» **Set problem**
Omit every picture and output the rest of the records exactly as they are.

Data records

....

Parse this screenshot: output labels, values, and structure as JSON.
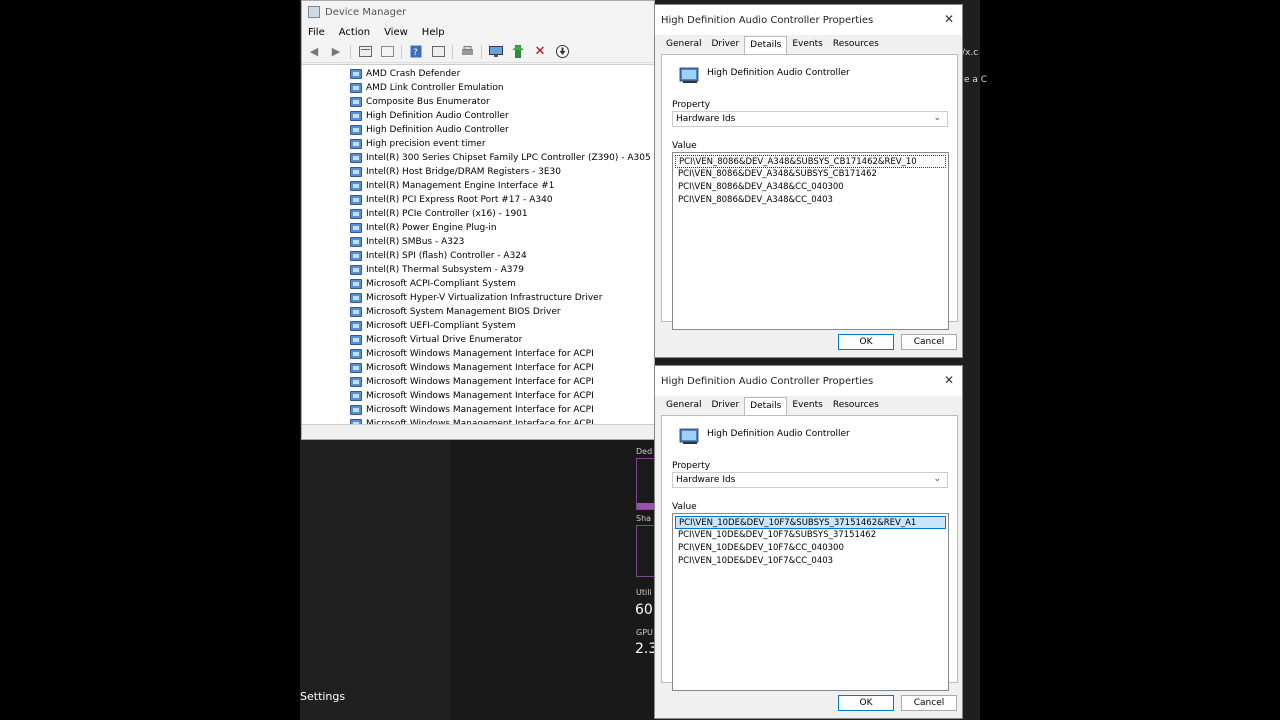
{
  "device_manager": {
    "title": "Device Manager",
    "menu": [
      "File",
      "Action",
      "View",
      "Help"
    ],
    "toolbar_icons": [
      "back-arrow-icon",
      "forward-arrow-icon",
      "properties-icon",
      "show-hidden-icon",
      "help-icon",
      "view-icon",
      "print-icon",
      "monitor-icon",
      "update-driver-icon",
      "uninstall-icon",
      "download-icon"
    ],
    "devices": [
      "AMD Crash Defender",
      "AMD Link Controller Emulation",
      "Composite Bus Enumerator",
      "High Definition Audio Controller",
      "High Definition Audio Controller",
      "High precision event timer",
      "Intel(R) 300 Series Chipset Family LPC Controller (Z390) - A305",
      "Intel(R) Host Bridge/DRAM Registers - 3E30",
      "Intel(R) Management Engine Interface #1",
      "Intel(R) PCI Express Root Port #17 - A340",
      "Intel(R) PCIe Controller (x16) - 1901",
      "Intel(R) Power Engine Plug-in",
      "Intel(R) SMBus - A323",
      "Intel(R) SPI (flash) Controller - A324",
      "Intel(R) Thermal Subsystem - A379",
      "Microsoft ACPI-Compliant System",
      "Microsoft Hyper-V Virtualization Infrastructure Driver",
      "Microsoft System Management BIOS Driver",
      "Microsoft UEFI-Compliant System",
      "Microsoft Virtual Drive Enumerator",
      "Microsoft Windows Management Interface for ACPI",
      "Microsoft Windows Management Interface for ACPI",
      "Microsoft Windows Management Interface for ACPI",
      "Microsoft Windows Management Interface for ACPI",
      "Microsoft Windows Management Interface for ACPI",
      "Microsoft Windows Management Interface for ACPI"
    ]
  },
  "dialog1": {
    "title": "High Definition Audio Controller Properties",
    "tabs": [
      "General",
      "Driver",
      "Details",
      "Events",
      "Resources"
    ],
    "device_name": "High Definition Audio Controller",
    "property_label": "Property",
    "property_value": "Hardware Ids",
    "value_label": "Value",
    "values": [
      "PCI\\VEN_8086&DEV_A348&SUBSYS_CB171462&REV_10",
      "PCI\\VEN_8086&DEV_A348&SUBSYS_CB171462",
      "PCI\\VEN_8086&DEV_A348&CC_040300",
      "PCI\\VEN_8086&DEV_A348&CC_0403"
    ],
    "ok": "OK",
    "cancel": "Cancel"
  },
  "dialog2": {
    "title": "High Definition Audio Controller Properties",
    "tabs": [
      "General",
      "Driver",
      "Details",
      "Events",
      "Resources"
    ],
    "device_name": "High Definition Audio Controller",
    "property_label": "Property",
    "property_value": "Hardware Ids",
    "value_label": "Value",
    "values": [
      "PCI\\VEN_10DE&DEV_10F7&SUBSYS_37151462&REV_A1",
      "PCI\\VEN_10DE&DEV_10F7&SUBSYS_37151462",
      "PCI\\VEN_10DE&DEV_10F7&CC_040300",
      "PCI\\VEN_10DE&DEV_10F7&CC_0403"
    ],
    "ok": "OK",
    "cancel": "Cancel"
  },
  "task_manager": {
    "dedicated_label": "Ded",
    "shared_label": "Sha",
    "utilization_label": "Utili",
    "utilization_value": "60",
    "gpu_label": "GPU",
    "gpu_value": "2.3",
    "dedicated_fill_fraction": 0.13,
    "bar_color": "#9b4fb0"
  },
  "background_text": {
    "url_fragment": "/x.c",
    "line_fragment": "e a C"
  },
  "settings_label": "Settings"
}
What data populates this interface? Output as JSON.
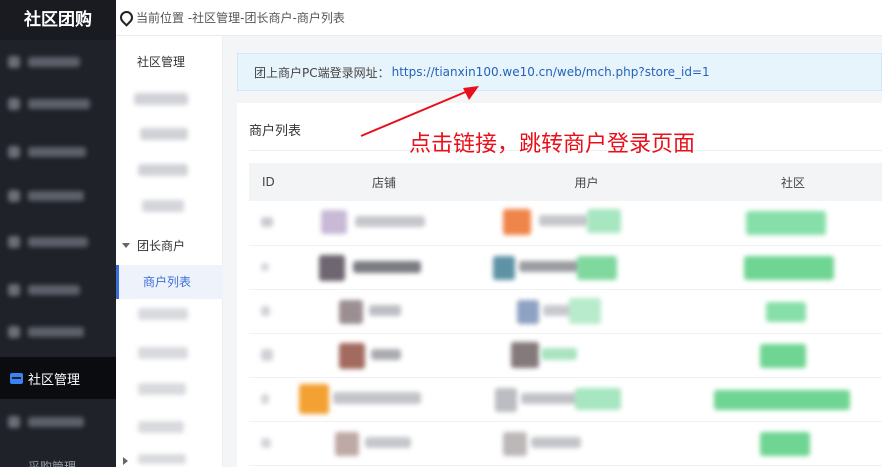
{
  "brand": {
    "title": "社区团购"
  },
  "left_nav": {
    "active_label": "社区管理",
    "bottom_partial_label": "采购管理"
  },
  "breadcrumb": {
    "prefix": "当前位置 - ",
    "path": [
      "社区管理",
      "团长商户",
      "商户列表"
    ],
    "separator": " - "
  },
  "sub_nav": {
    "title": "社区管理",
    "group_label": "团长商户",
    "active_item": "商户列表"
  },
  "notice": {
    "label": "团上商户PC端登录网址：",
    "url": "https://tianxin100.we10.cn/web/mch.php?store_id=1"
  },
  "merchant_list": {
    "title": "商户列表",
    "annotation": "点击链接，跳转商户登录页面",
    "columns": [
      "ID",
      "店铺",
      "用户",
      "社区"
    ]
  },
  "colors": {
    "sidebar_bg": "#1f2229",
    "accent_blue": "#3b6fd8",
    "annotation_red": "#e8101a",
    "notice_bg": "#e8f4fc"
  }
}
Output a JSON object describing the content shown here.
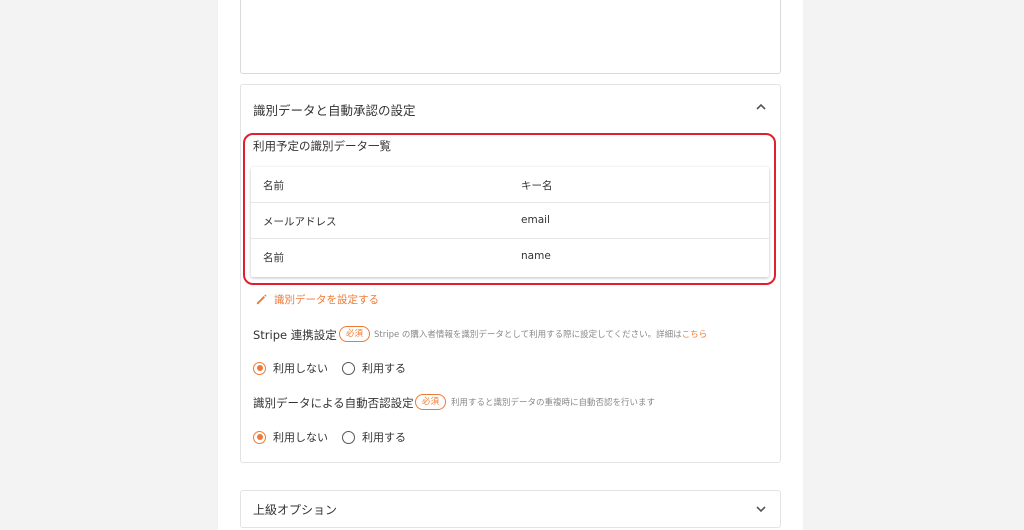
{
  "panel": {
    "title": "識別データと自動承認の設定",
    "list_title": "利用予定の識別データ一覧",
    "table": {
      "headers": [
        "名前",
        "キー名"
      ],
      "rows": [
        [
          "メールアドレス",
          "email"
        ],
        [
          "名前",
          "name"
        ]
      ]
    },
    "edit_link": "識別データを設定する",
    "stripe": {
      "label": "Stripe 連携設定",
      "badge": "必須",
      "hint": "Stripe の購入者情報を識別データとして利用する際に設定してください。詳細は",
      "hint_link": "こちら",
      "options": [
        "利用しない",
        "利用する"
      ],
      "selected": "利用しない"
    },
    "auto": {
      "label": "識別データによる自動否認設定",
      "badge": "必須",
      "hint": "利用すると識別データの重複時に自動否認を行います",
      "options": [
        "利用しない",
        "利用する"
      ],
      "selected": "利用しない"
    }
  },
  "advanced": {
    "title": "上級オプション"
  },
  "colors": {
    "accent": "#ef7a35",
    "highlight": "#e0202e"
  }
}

....

» **Result for this exercise**
Parse this screenshot: output labels, values, and structure as JSON.
{
  "device_manager": {
    "title": "Device Manager",
    "menu": [
      "File",
      "Action",
      "View",
      "Help"
    ],
    "toolbar_icons": [
      "back-arrow-icon",
      "forward-arrow-icon",
      "properties-icon",
      "show-hidden-icon",
      "help-icon",
      "view-icon",
      "print-icon",
      "monitor-icon",
      "update-driver-icon",
      "uninstall-icon",
      "download-icon"
    ],
    "devices": [
      "AMD Crash Defender",
      "AMD Link Controller Emulation",
      "Composite Bus Enumerator",
      "High Definition Audio Controller",
      "High Definition Audio Controller",
      "High precision event timer",
      "Intel(R) 300 Series Chipset Family LPC Controller (Z390) - A305",
      "Intel(R) Host Bridge/DRAM Registers - 3E30",
      "Intel(R) Management Engine Interface #1",
      "Intel(R) PCI Express Root Port #17 - A340",
      "Intel(R) PCIe Controller (x16) - 1901",
      "Intel(R) Power Engine Plug-in",
      "Intel(R) SMBus - A323",
      "Intel(R) SPI (flash) Controller - A324",
      "Intel(R) Thermal Subsystem - A379",
      "Microsoft ACPI-Compliant System",
      "Microsoft Hyper-V Virtualization Infrastructure Driver",
      "Microsoft System Management BIOS Driver",
      "Microsoft UEFI-Compliant System",
      "Microsoft Virtual Drive Enumerator",
      "Microsoft Windows Management Interface for ACPI",
      "Microsoft Windows Management Interface for ACPI",
      "Microsoft Windows Management Interface for ACPI",
      "Microsoft Windows Management Interface for ACPI",
      "Microsoft Windows Management Interface for ACPI",
      "Microsoft Windows Management Interface for ACPI"
    ]
  },
  "dialog1": {
    "title": "High Definition Audio Controller Properties",
    "tabs": [
      "General",
      "Driver",
      "Details",
      "Events",
      "Resources"
    ],
    "device_name": "High Definition Audio Controller",
    "property_label": "Property",
    "property_value": "Hardware Ids",
    "value_label": "Value",
    "values": [
      "PCI\\VEN_8086&DEV_A348&SUBSYS_CB171462&REV_10",
      "PCI\\VEN_8086&DEV_A348&SUBSYS_CB171462",
      "PCI\\VEN_8086&DEV_A348&CC_040300",
      "PCI\\VEN_8086&DEV_A348&CC_0403"
    ],
    "ok": "OK",
    "cancel": "Cancel"
  },
  "dialog2": {
    "title": "High Definition Audio Controller Properties",
    "tabs": [
      "General",
      "Driver",
      "Details",
      "Events",
      "Resources"
    ],
    "device_name": "High Definition Audio Controller",
    "property_label": "Property",
    "property_value": "Hardware Ids",
    "value_label": "Value",
    "values": [
      "PCI\\VEN_10DE&DEV_10F7&SUBSYS_37151462&REV_A1",
      "PCI\\VEN_10DE&DEV_10F7&SUBSYS_37151462",
      "PCI\\VEN_10DE&DEV_10F7&CC_040300",
      "PCI\\VEN_10DE&DEV_10F7&CC_0403"
    ],
    "ok": "OK",
    "cancel": "Cancel"
  },
  "task_manager": {
    "dedicated_label": "Ded",
    "shared_label": "Sha",
    "utilization_label": "Utili",
    "utilization_value": "60",
    "gpu_label": "GPU",
    "gpu_value": "2.3",
    "dedicated_fill_fraction": 0.13,
    "bar_color": "#9b4fb0"
  },
  "background_text": {
    "url_fragment": "/x.c",
    "line_fragment": "e a C"
  },
  "settings_label": "Settings"
}
What data populates this interface? Output as JSON.
{
  "brand": {
    "title": "社区团购"
  },
  "left_nav": {
    "active_label": "社区管理",
    "bottom_partial_label": "采购管理"
  },
  "breadcrumb": {
    "prefix": "当前位置 - ",
    "path": [
      "社区管理",
      "团长商户",
      "商户列表"
    ],
    "separator": " - "
  },
  "sub_nav": {
    "title": "社区管理",
    "group_label": "团长商户",
    "active_item": "商户列表"
  },
  "notice": {
    "label": "团上商户PC端登录网址：",
    "url": "https://tianxin100.we10.cn/web/mch.php?store_id=1"
  },
  "merchant_list": {
    "title": "商户列表",
    "annotation": "点击链接，跳转商户登录页面",
    "columns": [
      "ID",
      "店铺",
      "用户",
      "社区"
    ]
  },
  "colors": {
    "sidebar_bg": "#1f2229",
    "accent_blue": "#3b6fd8",
    "annotation_red": "#e8101a",
    "notice_bg": "#e8f4fc"
  }
}
Output a JSON object describing the content shown here.
{
  "panel": {
    "title": "識別データと自動承認の設定",
    "list_title": "利用予定の識別データ一覧",
    "table": {
      "headers": [
        "名前",
        "キー名"
      ],
      "rows": [
        [
          "メールアドレス",
          "email"
        ],
        [
          "名前",
          "name"
        ]
      ]
    },
    "edit_link": "識別データを設定する",
    "stripe": {
      "label": "Stripe 連携設定",
      "badge": "必須",
      "hint": "Stripe の購入者情報を識別データとして利用する際に設定してください。詳細は",
      "hint_link": "こちら",
      "options": [
        "利用しない",
        "利用する"
      ],
      "selected": "利用しない"
    },
    "auto": {
      "label": "識別データによる自動否認設定",
      "badge": "必須",
      "hint": "利用すると識別データの重複時に自動否認を行います",
      "options": [
        "利用しない",
        "利用する"
      ],
      "selected": "利用しない"
    }
  },
  "advanced": {
    "title": "上級オプション"
  },
  "colors": {
    "accent": "#ef7a35",
    "highlight": "#e0202e"
  }
}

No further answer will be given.